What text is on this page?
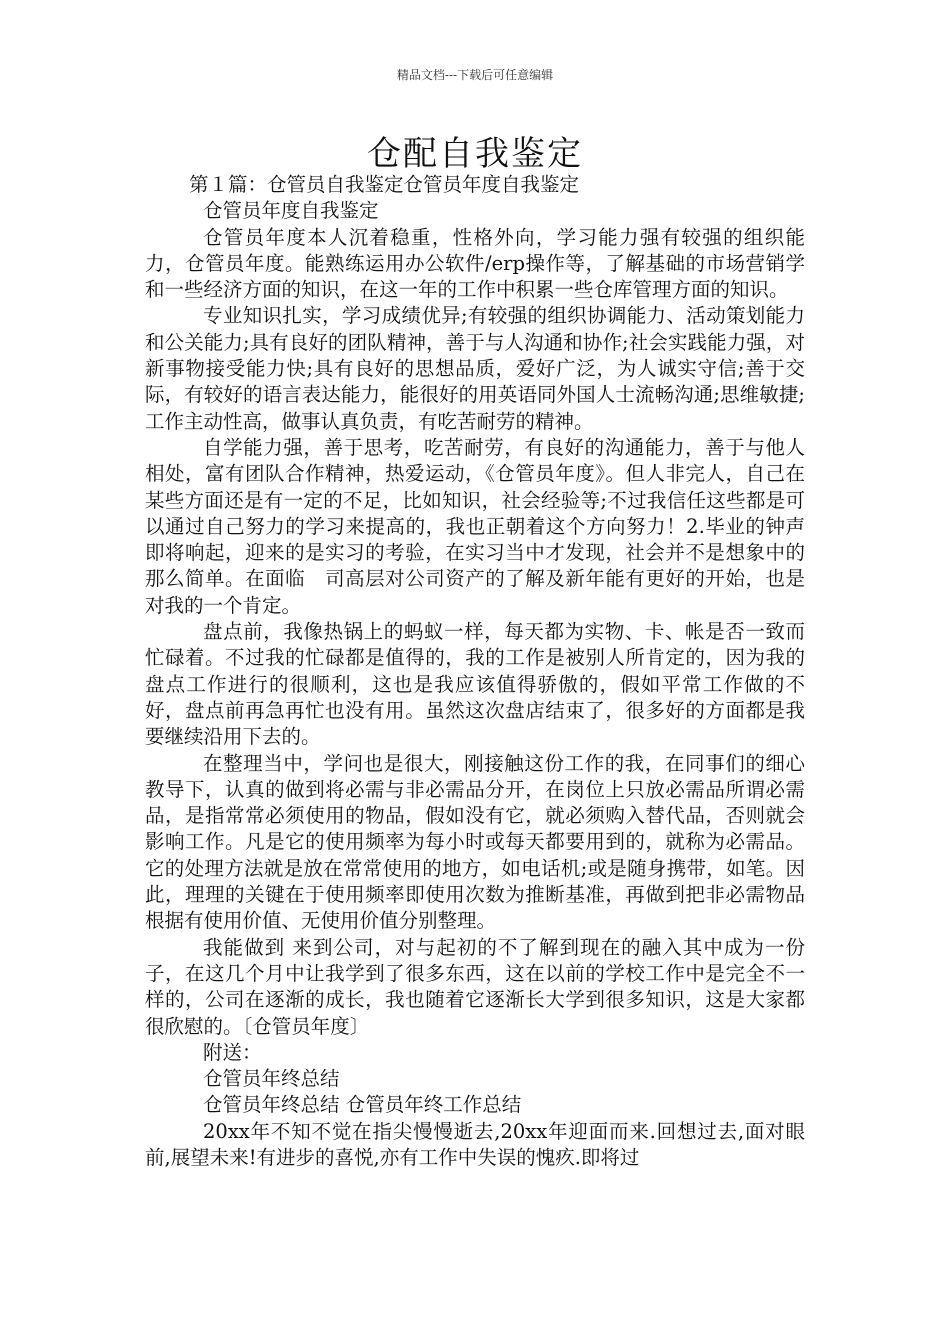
精品文档---下载后可任意编辑
仓配自我鉴定

第１篇：仓管员自我鉴定仓管员年度自我鉴定

仓管员年度自我鉴定

仓管员年度本人沉着稳重，性格外向，学习能力强有较强的组织能力，仓管员年度。能熟练运用办公软件/erp操作等，了解基础的市场营销学和一些经济方面的知识，在这一年的工作中积累一些仓库管理方面的知识。

专业知识扎实，学习成绩优异;有较强的组织协调能力、活动策划能力和公关能力;具有良好的团队精神，善于与人沟通和协作;社会实践能力强，对新事物接受能力快;具有良好的思想品质，爱好广泛，为人诚实守信;善于交际，有较好的语言表达能力，能很好的用英语同外国人士流畅沟通;思维敏捷;工作主动性高，做事认真负责，有吃苦耐劳的精神。

自学能力强，善于思考，吃苦耐劳，有良好的沟通能力，善于与他人相处，富有团队合作精神，热爱运动，《仓管员年度》。但人非完人，自己在某些方面还是有一定的不足，比如知识，社会经验等;不过我信任这些都是可以通过自己努力的学习来提高的，我也正朝着这个方向努力！2.毕业的钟声即将响起，迎来的是实习的考验，在实习当中才发现，社会并不是想象中的那么简单。在面临　司高层对公司资产的了解及新年能有更好的开始，也是对我的一个肯定。

盘点前，我像热锅上的蚂蚁一样，每天都为实物、卡、帐是否一致而忙碌着。不过我的忙碌都是值得的，我的工作是被别人所肯定的，因为我的盘点工作进行的很顺利，这也是我应该值得骄傲的，假如平常工作做的不好，盘点前再急再忙也没有用。虽然这次盘店结束了，很多好的方面都是我要继续沿用下去的。

在整理当中，学问也是很大，刚接触这份工作的我，在同事们的细心教导下，认真的做到将必需与非必需品分开，在岗位上只放必需品所谓必需品，是指常常必须使用的物品，假如没有它，就必须购入替代品，否则就会影响工作。凡是它的使用频率为每小时或每天都要用到的，就称为必需品。它的处理方法就是放在常常使用的地方，如电话机;或是随身携带，如笔。因此，理理的关键在于使用频率即使用次数为推断基准，再做到把非必需物品根据有使用价值、无使用价值分别整理。

我能做到 来到公司，对与起初的不了解到现在的融入其中成为一份子，在这几个月中让我学到了很多东西，这在以前的学校工作中是完全不一样的，公司在逐渐的成长，我也随着它逐渐长大学到很多知识，这是大家都很欣慰的。〔仓管员年度〕

附送：

仓管员年终总结

仓管员年终总结 仓管员年终工作总结

20xx年不知不觉在指尖慢慢逝去,20xx年迎面而来.回想过去,面对眼前,展望未来!有进步的喜悦,亦有工作中失误的愧疚.即将过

TASK TO CARRY OUT: Reproduce the listing exactly. Leave its pictures out.

RESPONSE BELOW:
What text is on this page?
精品文档---下载后可任意编辑
仓配自我鉴定

第１篇：仓管员自我鉴定仓管员年度自我鉴定

仓管员年度自我鉴定

仓管员年度本人沉着稳重，性格外向，学习能力强有较强的组织能力，仓管员年度。能熟练运用办公软件/erp操作等，了解基础的市场营销学和一些经济方面的知识，在这一年的工作中积累一些仓库管理方面的知识。

专业知识扎实，学习成绩优异;有较强的组织协调能力、活动策划能力和公关能力;具有良好的团队精神，善于与人沟通和协作;社会实践能力强，对新事物接受能力快;具有良好的思想品质，爱好广泛，为人诚实守信;善于交际，有较好的语言表达能力，能很好的用英语同外国人士流畅沟通;思维敏捷;工作主动性高，做事认真负责，有吃苦耐劳的精神。

自学能力强，善于思考，吃苦耐劳，有良好的沟通能力，善于与他人相处，富有团队合作精神，热爱运动，《仓管员年度》。但人非完人，自己在某些方面还是有一定的不足，比如知识，社会经验等;不过我信任这些都是可以通过自己努力的学习来提高的，我也正朝着这个方向努力！2.毕业的钟声即将响起，迎来的是实习的考验，在实习当中才发现，社会并不是想象中的那么简单。在面临　司高层对公司资产的了解及新年能有更好的开始，也是对我的一个肯定。

盘点前，我像热锅上的蚂蚁一样，每天都为实物、卡、帐是否一致而忙碌着。不过我的忙碌都是值得的，我的工作是被别人所肯定的，因为我的盘点工作进行的很顺利，这也是我应该值得骄傲的，假如平常工作做的不好，盘点前再急再忙也没有用。虽然这次盘店结束了，很多好的方面都是我要继续沿用下去的。

在整理当中，学问也是很大，刚接触这份工作的我，在同事们的细心教导下，认真的做到将必需与非必需品分开，在岗位上只放必需品所谓必需品，是指常常必须使用的物品，假如没有它，就必须购入替代品，否则就会影响工作。凡是它的使用频率为每小时或每天都要用到的，就称为必需品。它的处理方法就是放在常常使用的地方，如电话机;或是随身携带，如笔。因此，理理的关键在于使用频率即使用次数为推断基准，再做到把非必需物品根据有使用价值、无使用价值分别整理。

我能做到 来到公司，对与起初的不了解到现在的融入其中成为一份子，在这几个月中让我学到了很多东西，这在以前的学校工作中是完全不一样的，公司在逐渐的成长，我也随着它逐渐长大学到很多知识，这是大家都很欣慰的。〔仓管员年度〕

附送：

仓管员年终总结

仓管员年终总结 仓管员年终工作总结

20xx年不知不觉在指尖慢慢逝去,20xx年迎面而来.回想过去,面对眼前,展望未来!有进步的喜悦,亦有工作中失误的愧疚.即将过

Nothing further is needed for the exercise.